>> BEGIN Given entries

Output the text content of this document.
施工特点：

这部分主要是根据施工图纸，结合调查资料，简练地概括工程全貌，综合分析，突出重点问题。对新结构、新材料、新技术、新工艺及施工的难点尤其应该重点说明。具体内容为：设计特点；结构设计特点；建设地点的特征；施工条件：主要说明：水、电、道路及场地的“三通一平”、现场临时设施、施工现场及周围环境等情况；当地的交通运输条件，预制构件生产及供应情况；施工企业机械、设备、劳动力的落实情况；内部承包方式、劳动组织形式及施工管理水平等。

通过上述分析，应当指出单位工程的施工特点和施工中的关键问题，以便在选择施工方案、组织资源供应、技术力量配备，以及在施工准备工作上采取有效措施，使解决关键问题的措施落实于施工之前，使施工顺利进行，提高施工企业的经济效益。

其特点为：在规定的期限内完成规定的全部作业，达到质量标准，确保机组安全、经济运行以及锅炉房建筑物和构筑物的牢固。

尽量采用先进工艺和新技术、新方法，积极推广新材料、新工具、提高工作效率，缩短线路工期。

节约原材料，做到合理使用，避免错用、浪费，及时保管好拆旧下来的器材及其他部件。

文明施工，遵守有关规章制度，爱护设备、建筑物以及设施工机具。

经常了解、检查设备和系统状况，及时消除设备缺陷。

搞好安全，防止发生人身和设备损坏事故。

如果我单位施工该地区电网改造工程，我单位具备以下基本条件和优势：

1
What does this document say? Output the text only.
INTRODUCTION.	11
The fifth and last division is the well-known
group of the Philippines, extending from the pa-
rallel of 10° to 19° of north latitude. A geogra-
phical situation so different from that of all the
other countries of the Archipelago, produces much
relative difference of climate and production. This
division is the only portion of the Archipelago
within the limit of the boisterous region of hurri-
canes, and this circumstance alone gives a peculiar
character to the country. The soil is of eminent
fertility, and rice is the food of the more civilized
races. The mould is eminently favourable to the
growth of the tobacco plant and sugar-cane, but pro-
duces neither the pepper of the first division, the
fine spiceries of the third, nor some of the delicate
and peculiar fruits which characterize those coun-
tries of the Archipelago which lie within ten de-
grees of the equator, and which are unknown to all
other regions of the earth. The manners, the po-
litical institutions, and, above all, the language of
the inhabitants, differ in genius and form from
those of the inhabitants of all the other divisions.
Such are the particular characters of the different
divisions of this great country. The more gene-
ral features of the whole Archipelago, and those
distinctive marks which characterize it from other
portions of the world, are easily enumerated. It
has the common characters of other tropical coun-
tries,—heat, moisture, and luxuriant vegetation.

>> END Given entries

> Your task
Return each line of the records above exactly as it reads.

> Response
Output the text content of this document.
施工特点：

这部分主要是根据施工图纸，结合调查资料，简练地概括工程全貌，综合分析，突出重点问题。对新结构、新材料、新技术、新工艺及施工的难点尤其应该重点说明。具体内容为：设计特点；结构设计特点；建设地点的特征；施工条件：主要说明：水、电、道路及场地的“三通一平”、现场临时设施、施工现场及周围环境等情况；当地的交通运输条件，预制构件生产及供应情况；施工企业机械、设备、劳动力的落实情况；内部承包方式、劳动组织形式及施工管理水平等。

通过上述分析，应当指出单位工程的施工特点和施工中的关键问题，以便在选择施工方案、组织资源供应、技术力量配备，以及在施工准备工作上采取有效措施，使解决关键问题的措施落实于施工之前，使施工顺利进行，提高施工企业的经济效益。

其特点为：在规定的期限内完成规定的全部作业，达到质量标准，确保机组安全、经济运行以及锅炉房建筑物和构筑物的牢固。

尽量采用先进工艺和新技术、新方法，积极推广新材料、新工具、提高工作效率，缩短线路工期。

节约原材料，做到合理使用，避免错用、浪费，及时保管好拆旧下来的器材及其他部件。

文明施工，遵守有关规章制度，爱护设备、建筑物以及设施工机具。

经常了解、检查设备和系统状况，及时消除设备缺陷。

搞好安全，防止发生人身和设备损坏事故。

如果我单位施工该地区电网改造工程，我单位具备以下基本条件和优势：

1
What does this document say? Output the text only.
INTRODUCTION.	11
The fifth and last division is the well-known
group of the Philippines, extending from the pa-
rallel of 10° to 19° of north latitude. A geogra-
phical situation so different from that of all the
other countries of the Archipelago, produces much
relative difference of climate and production. This
division is the only portion of the Archipelago
within the limit of the boisterous region of hurri-
canes, and this circumstance alone gives a peculiar
character to the country. The soil is of eminent
fertility, and rice is the food of the more civilized
races. The mould is eminently favourable to the
growth of the tobacco plant and sugar-cane, but pro-
duces neither the pepper of the first division, the
fine spiceries of the third, nor some of the delicate
and peculiar fruits which characterize those coun-
tries of the Archipelago which lie within ten de-
grees of the equator, and which are unknown to all
other regions of the earth. The manners, the po-
litical institutions, and, above all, the language of
the inhabitants, differ in genius and form from
those of the inhabitants of all the other divisions.
Such are the particular characters of the different
divisions of this great country. The more gene-
ral features of the whole Archipelago, and those
distinctive marks which characterize it from other
portions of the world, are easily enumerated. It
has the common characters of other tropical coun-
tries,—heat, moisture, and luxuriant vegetation.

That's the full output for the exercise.